Brief>
Count how many lines in this material contain "title". The answer is that number alone.
:: Extracted entries
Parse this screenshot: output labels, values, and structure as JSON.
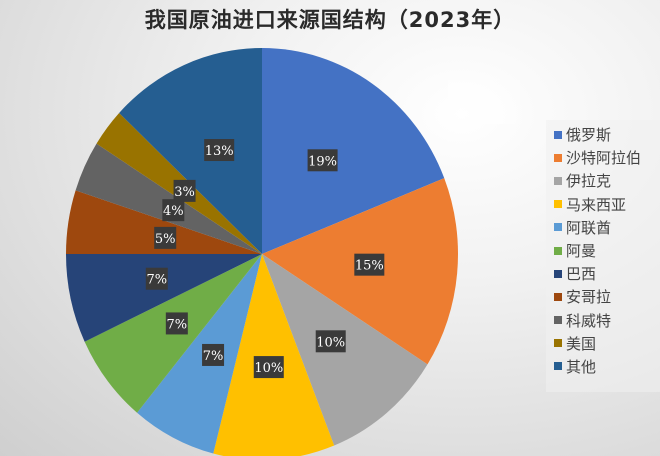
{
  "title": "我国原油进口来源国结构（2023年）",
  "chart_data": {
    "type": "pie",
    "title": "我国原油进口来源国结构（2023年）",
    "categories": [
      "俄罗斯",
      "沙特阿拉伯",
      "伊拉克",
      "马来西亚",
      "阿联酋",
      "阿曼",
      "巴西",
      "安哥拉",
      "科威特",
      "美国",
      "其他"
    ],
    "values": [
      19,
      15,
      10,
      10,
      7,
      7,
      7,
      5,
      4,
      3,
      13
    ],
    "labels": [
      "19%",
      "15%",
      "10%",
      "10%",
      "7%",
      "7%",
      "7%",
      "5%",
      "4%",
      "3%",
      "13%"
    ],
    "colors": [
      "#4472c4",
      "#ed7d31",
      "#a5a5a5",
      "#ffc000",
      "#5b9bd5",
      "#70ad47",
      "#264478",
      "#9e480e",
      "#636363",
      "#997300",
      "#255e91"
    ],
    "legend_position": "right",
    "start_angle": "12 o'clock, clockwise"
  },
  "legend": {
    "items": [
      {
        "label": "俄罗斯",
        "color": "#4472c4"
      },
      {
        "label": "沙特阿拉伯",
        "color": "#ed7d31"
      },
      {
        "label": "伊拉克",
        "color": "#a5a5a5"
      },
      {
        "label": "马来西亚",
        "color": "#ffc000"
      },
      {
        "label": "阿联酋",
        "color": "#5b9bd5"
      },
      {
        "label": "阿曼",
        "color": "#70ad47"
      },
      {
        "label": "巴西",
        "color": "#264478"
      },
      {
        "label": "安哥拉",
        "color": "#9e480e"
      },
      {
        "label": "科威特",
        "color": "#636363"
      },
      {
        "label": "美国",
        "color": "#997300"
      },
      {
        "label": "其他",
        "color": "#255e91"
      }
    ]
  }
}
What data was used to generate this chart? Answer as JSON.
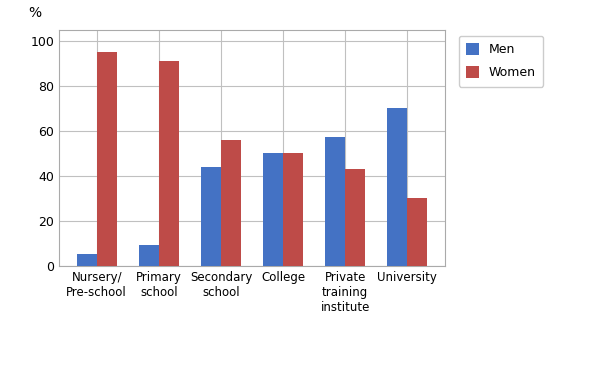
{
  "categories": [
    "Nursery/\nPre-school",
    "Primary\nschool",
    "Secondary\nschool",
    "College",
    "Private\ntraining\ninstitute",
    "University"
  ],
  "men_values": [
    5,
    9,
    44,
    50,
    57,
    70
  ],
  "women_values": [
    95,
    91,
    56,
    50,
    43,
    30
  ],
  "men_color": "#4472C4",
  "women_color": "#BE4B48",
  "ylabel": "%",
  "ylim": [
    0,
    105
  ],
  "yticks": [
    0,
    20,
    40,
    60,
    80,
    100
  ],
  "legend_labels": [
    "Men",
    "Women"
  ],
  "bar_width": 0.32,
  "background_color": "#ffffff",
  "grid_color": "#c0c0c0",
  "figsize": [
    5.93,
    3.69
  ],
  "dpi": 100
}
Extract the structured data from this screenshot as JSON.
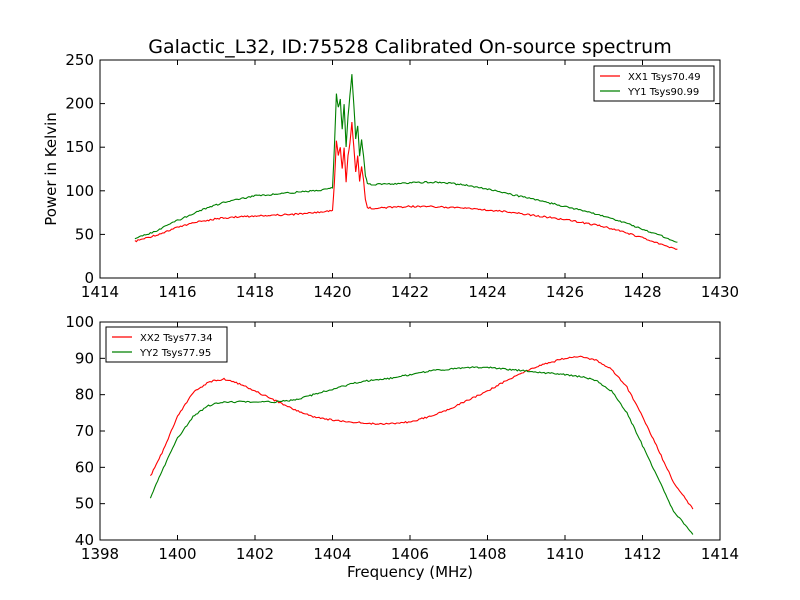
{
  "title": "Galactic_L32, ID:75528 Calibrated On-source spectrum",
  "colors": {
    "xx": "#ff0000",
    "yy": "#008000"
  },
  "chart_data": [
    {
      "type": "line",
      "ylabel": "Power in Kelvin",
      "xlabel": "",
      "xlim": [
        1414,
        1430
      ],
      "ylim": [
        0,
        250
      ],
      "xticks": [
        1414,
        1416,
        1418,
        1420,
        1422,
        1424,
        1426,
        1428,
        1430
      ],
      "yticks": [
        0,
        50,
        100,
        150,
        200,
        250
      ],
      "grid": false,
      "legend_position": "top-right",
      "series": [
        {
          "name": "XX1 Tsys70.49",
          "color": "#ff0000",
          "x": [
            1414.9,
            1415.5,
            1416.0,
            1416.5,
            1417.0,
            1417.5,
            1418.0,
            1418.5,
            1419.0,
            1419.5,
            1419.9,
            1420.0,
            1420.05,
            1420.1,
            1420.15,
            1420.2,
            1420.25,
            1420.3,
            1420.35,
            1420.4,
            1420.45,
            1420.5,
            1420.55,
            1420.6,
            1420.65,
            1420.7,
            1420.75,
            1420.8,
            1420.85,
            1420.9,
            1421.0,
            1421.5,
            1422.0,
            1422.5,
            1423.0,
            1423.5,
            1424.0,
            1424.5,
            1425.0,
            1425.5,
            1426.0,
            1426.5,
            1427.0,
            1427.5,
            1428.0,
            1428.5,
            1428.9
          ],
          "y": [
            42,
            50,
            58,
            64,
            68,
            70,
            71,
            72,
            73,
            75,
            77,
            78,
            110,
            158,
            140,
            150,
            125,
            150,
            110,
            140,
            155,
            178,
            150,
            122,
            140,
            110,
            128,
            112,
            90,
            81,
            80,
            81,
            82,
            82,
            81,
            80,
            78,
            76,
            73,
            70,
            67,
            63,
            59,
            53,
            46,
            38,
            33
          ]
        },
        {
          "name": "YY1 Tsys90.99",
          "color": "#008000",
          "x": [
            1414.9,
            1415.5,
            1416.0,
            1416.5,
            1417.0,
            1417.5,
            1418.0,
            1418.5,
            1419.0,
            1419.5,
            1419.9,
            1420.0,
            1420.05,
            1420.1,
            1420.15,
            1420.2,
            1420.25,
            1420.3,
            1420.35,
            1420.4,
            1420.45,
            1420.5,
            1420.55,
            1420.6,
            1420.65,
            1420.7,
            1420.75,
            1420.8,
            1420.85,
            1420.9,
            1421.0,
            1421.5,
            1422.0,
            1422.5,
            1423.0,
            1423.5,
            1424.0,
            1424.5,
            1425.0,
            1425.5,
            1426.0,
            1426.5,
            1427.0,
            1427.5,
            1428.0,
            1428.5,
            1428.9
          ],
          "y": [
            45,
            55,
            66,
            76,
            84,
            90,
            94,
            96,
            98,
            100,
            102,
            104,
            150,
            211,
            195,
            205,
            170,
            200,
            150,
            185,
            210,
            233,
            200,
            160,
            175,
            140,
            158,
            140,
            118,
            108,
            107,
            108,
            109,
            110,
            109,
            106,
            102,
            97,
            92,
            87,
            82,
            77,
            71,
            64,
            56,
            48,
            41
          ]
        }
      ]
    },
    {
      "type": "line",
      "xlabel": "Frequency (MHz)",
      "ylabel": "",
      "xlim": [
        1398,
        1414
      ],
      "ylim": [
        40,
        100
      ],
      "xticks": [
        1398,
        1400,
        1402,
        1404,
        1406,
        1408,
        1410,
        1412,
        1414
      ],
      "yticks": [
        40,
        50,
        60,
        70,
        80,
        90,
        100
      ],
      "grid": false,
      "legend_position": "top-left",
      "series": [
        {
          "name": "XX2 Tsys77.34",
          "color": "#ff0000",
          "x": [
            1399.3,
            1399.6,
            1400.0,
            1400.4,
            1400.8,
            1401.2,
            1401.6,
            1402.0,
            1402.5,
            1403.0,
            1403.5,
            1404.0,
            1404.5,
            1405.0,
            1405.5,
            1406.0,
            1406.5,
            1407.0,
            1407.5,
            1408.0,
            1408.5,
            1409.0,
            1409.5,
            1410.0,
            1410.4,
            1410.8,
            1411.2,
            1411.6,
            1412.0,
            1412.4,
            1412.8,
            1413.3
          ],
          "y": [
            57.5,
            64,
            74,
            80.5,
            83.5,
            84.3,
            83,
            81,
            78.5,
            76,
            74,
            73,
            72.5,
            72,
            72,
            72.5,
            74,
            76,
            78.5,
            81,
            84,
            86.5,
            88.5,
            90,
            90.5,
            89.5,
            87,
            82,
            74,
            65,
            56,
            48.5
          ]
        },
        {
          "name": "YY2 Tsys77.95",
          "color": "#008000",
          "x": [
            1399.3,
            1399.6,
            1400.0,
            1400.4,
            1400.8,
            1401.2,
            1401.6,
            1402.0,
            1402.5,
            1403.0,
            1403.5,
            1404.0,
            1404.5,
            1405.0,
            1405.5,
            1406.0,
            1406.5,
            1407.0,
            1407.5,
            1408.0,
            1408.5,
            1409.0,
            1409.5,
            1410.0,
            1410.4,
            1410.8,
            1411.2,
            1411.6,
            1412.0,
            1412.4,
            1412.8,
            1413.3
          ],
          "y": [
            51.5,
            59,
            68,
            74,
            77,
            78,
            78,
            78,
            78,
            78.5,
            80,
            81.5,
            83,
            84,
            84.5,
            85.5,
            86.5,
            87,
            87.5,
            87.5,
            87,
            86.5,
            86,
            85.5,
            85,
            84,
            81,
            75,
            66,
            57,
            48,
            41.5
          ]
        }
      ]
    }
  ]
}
::::
Answer to this task>
3